Records supplied:
|---|
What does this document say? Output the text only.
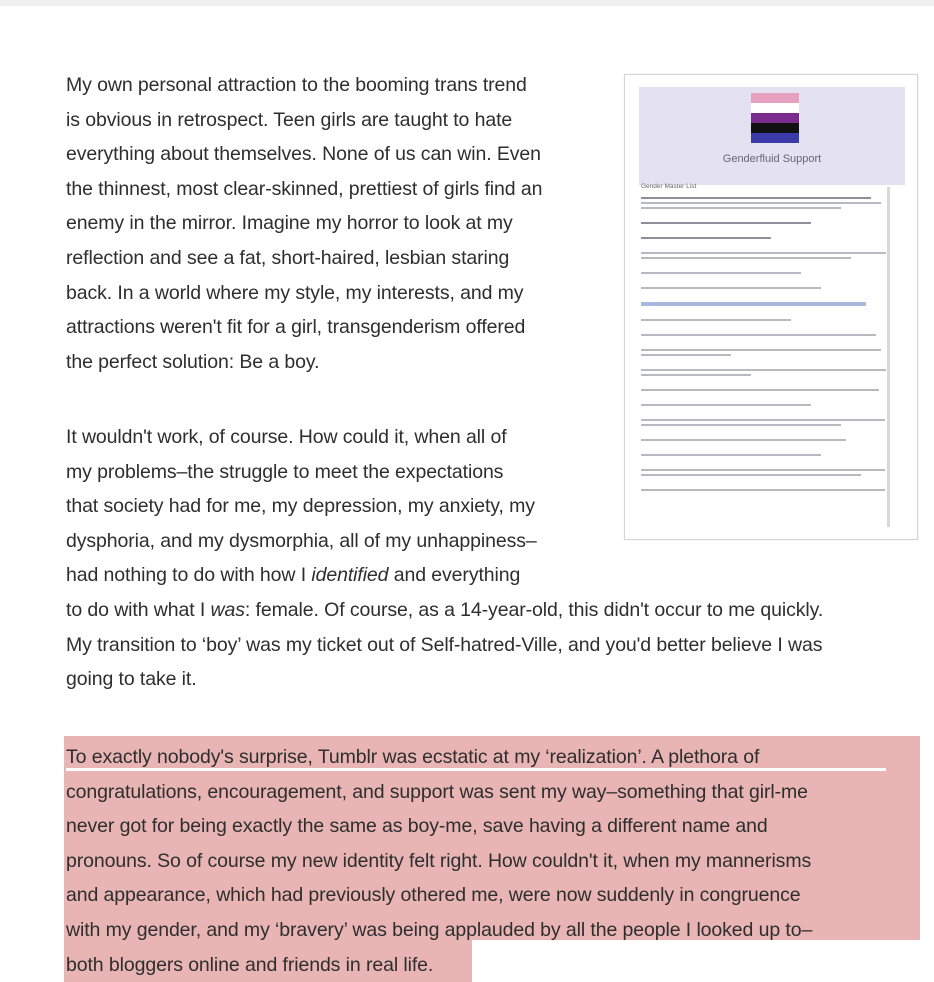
My own personal attraction to the booming trans trend
is obvious in retrospect. Teen girls are taught to hate
everything about themselves. None of us can win. Even
the thinnest, most clear-skinned, prettiest of girls find an
enemy in the mirror. Imagine my horror to look at my
reflection and see a fat, short-haired, lesbian staring
back. In a world where my style, my interests, and my
attractions weren't fit for a girl, transgenderism offered
the perfect solution: Be a boy.
Genderfluid Support
Gender Master List
It wouldn't work, of course. How could it, when all of
my problems–the struggle to meet the expectations
that society had for me, my depression, my anxiety, my
dysphoria, and my dysmorphia, all of my unhappiness–
had nothing to do with how I identified and everything
to do with what I was: female. Of course, as a 14-year-old, this didn't occur to me quickly.
My transition to ‘boy’ was my ticket out of Self-hatred-Ville, and you'd better believe I was
going to take it.
To exactly nobody's surprise, Tumblr was ecstatic at my ‘realization’. A plethora of
congratulations, encouragement, and support was sent my way–something that girl-me
never got for being exactly the same as boy-me, save having a different name and
pronouns. So of course my new identity felt right. How couldn't it, when my mannerisms
and appearance, which had previously othered me, were now suddenly in congruence
with my gender, and my ‘bravery’ was being applauded by all the people I looked up to–
both bloggers online and friends in real life.
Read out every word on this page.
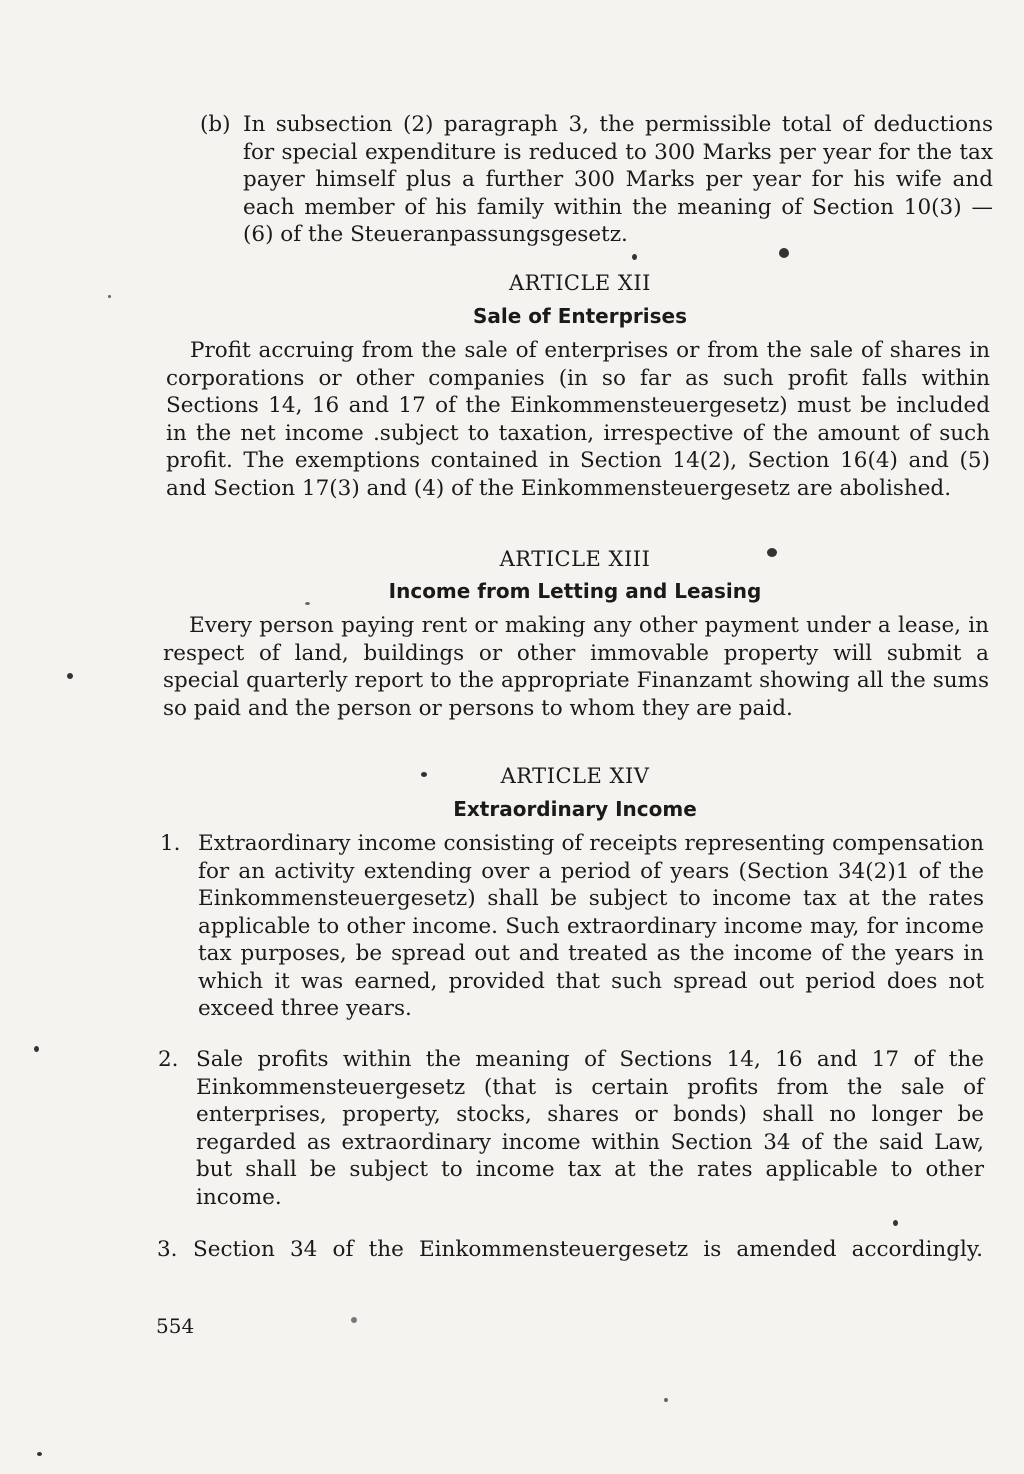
(b) In subsection (2) paragraph 3, the permissible total of deductions for special expenditure is reduced to 300 Marks per year for the tax payer himself plus a further 300 Marks per year for his wife and each member of his family within the meaning of Section 10(3) — (6) of the Steueranpassungsgesetz.
ARTICLE XII
Sale of Enterprises
Profit accruing from the sale of enterprises or from the sale of shares in corporations or other companies (in so far as such profit falls within Sections 14, 16 and 17 of the Einkommensteuergesetz) must be included in the net income .subject to taxation, irrespective of the amount of such profit. The exemptions contained in Section 14(2), Section 16(4) and (5) and Section 17(3) and (4) of the Einkommensteuergesetz are abolished.
ARTICLE XIII
Income from Letting and Leasing
Every person paying rent or making any other payment under a lease, in respect of land, buildings or other immovable property will submit a special quarterly report to the appropriate Finanzamt showing all the sums so paid and the person or persons to whom they are paid.
ARTICLE XIV
Extraordinary Income
1. Extraordinary income consisting of receipts representing compensation for an activity extending over a period of years (Section 34(2)1 of the Einkommensteuergesetz) shall be subject to income tax at the rates applicable to other income. Such extraordinary income may, for income tax purposes, be spread out and treated as the income of the years in which it was earned, provided that such spread out period does not exceed three years.
2. Sale profits within the meaning of Sections 14, 16 and 17 of the Einkommensteuergesetz (that is certain profits from the sale of enterprises, property, stocks, shares or bonds) shall no longer be regarded as extraordinary income within Section 34 of the said Law, but shall be subject to income tax at the rates applicable to other income.
3. Section 34 of the Einkommensteuergesetz is amended accordingly.
554
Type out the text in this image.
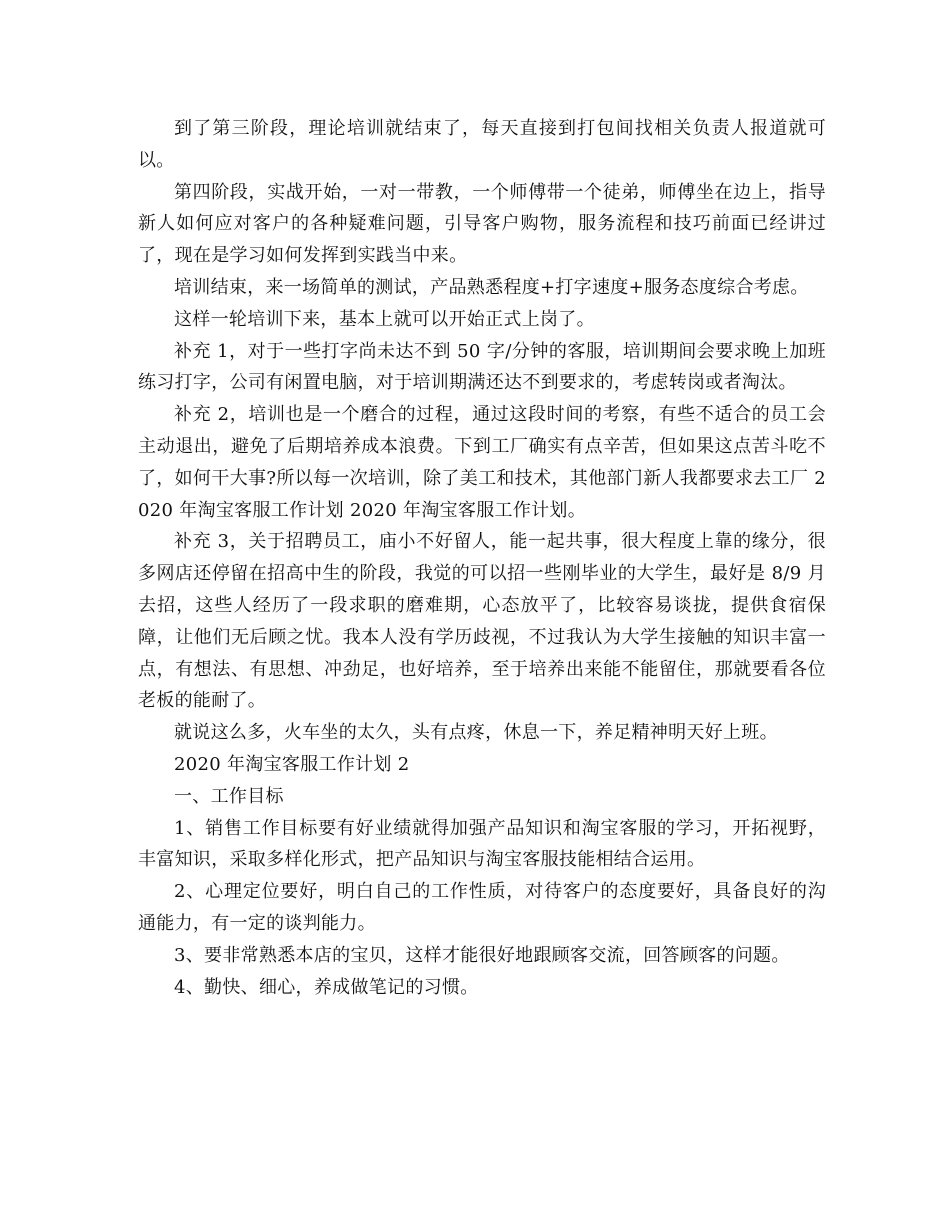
到了第三阶段，理论培训就结束了，每天直接到打包间找相关负责人报道就可以。

第四阶段，实战开始，一对一带教，一个师傅带一个徒弟，师傅坐在边上，指导新人如何应对客户的各种疑难问题，引导客户购物，服务流程和技巧前面已经讲过了，现在是学习如何发挥到实践当中来。

培训结束，来一场简单的测试，产品熟悉程度+打字速度+服务态度综合考虑。

这样一轮培训下来，基本上就可以开始正式上岗了。

补充 1，对于一些打字尚未达不到 50 字/分钟的客服，培训期间会要求晚上加班练习打字，公司有闲置电脑，对于培训期满还达不到要求的，考虑转岗或者淘汰。

补充 2，培训也是一个磨合的过程，通过这段时间的考察，有些不适合的员工会主动退出，避免了后期培养成本浪费。下到工厂确实有点辛苦，但如果这点苦斗吃不了，如何干大事?所以每一次培训，除了美工和技术，其他部门新人我都要求去工厂 2020 年淘宝客服工作计划 2020 年淘宝客服工作计划。

补充 3，关于招聘员工，庙小不好留人，能一起共事，很大程度上靠的缘分，很多网店还停留在招高中生的阶段，我觉的可以招一些刚毕业的大学生，最好是 8/9 月去招，这些人经历了一段求职的磨难期，心态放平了，比较容易谈拢，提供食宿保障，让他们无后顾之忧。我本人没有学历歧视，不过我认为大学生接触的知识丰富一点，有想法、有思想、冲劲足，也好培养，至于培养出来能不能留住，那就要看各位老板的能耐了。

就说这么多，火车坐的太久，头有点疼，休息一下，养足精神明天好上班。

2020 年淘宝客服工作计划 2

一、工作目标

1、销售工作目标要有好业绩就得加强产品知识和淘宝客服的学习，开拓视野，丰富知识，采取多样化形式，把产品知识与淘宝客服技能相结合运用。

2、心理定位要好，明白自己的工作性质，对待客户的态度要好，具备良好的沟通能力，有一定的谈判能力。

3、要非常熟悉本店的宝贝，这样才能很好地跟顾客交流，回答顾客的问题。

4、勤快、细心，养成做笔记的习惯。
|---|
Problem requirements:
Retype each record exactly as it stands, but do not include the pictures.

Result for this exercise:
What does this document say? Output the text only.
My own personal attraction to the booming trans trend
is obvious in retrospect. Teen girls are taught to hate
everything about themselves. None of us can win. Even
the thinnest, most clear-skinned, prettiest of girls find an
enemy in the mirror. Imagine my horror to look at my
reflection and see a fat, short-haired, lesbian staring
back. In a world where my style, my interests, and my
attractions weren't fit for a girl, transgenderism offered
the perfect solution: Be a boy.
Genderfluid Support
Gender Master List
It wouldn't work, of course. How could it, when all of
my problems–the struggle to meet the expectations
that society had for me, my depression, my anxiety, my
dysphoria, and my dysmorphia, all of my unhappiness–
had nothing to do with how I identified and everything
to do with what I was: female. Of course, as a 14-year-old, this didn't occur to me quickly.
My transition to ‘boy’ was my ticket out of Self-hatred-Ville, and you'd better believe I was
going to take it.
To exactly nobody's surprise, Tumblr was ecstatic at my ‘realization’. A plethora of
congratulations, encouragement, and support was sent my way–something that girl-me
never got for being exactly the same as boy-me, save having a different name and
pronouns. So of course my new identity felt right. How couldn't it, when my mannerisms
and appearance, which had previously othered me, were now suddenly in congruence
with my gender, and my ‘bravery’ was being applauded by all the people I looked up to–
both bloggers online and friends in real life.
Read out every word on this page.
(b) In subsection (2) paragraph 3, the permissible total of deductions for special expenditure is reduced to 300 Marks per year for the tax payer himself plus a further 300 Marks per year for his wife and each member of his family within the meaning of Section 10(3) — (6) of the Steueranpassungsgesetz.
ARTICLE XII
Sale of Enterprises
Profit accruing from the sale of enterprises or from the sale of shares in corporations or other companies (in so far as such profit falls within Sections 14, 16 and 17 of the Einkommensteuergesetz) must be included in the net income .subject to taxation, irrespective of the amount of such profit. The exemptions contained in Section 14(2), Section 16(4) and (5) and Section 17(3) and (4) of the Einkommensteuergesetz are abolished.
ARTICLE XIII
Income from Letting and Leasing
Every person paying rent or making any other payment under a lease, in respect of land, buildings or other immovable property will submit a special quarterly report to the appropriate Finanzamt showing all the sums so paid and the person or persons to whom they are paid.
ARTICLE XIV
Extraordinary Income
1. Extraordinary income consisting of receipts representing compensation for an activity extending over a period of years (Section 34(2)1 of the Einkommensteuergesetz) shall be subject to income tax at the rates applicable to other income. Such extraordinary income may, for income tax purposes, be spread out and treated as the income of the years in which it was earned, provided that such spread out period does not exceed three years.
2. Sale profits within the meaning of Sections 14, 16 and 17 of the Einkommensteuergesetz (that is certain profits from the sale of enterprises, property, stocks, shares or bonds) shall no longer be regarded as extraordinary income within Section 34 of the said Law, but shall be subject to income tax at the rates applicable to other income.
3. Section 34 of the Einkommensteuergesetz is amended accordingly.
554
Type out the text in this image.
到了第三阶段，理论培训就结束了，每天直接到打包间找相关负责人报道就可以。

第四阶段，实战开始，一对一带教，一个师傅带一个徒弟，师傅坐在边上，指导新人如何应对客户的各种疑难问题，引导客户购物，服务流程和技巧前面已经讲过了，现在是学习如何发挥到实践当中来。

培训结束，来一场简单的测试，产品熟悉程度+打字速度+服务态度综合考虑。

这样一轮培训下来，基本上就可以开始正式上岗了。

补充 1，对于一些打字尚未达不到 50 字/分钟的客服，培训期间会要求晚上加班练习打字，公司有闲置电脑，对于培训期满还达不到要求的，考虑转岗或者淘汰。

补充 2，培训也是一个磨合的过程，通过这段时间的考察，有些不适合的员工会主动退出，避免了后期培养成本浪费。下到工厂确实有点辛苦，但如果这点苦斗吃不了，如何干大事?所以每一次培训，除了美工和技术，其他部门新人我都要求去工厂 2020 年淘宝客服工作计划 2020 年淘宝客服工作计划。

补充 3，关于招聘员工，庙小不好留人，能一起共事，很大程度上靠的缘分，很多网店还停留在招高中生的阶段，我觉的可以招一些刚毕业的大学生，最好是 8/9 月去招，这些人经历了一段求职的磨难期，心态放平了，比较容易谈拢，提供食宿保障，让他们无后顾之忧。我本人没有学历歧视，不过我认为大学生接触的知识丰富一点，有想法、有思想、冲劲足，也好培养，至于培养出来能不能留住，那就要看各位老板的能耐了。

就说这么多，火车坐的太久，头有点疼，休息一下，养足精神明天好上班。

2020 年淘宝客服工作计划 2

一、工作目标

1、销售工作目标要有好业绩就得加强产品知识和淘宝客服的学习，开拓视野，丰富知识，采取多样化形式，把产品知识与淘宝客服技能相结合运用。

2、心理定位要好，明白自己的工作性质，对待客户的态度要好，具备良好的沟通能力，有一定的谈判能力。

3、要非常熟悉本店的宝贝，这样才能很好地跟顾客交流，回答顾客的问题。

4、勤快、细心，养成做笔记的习惯。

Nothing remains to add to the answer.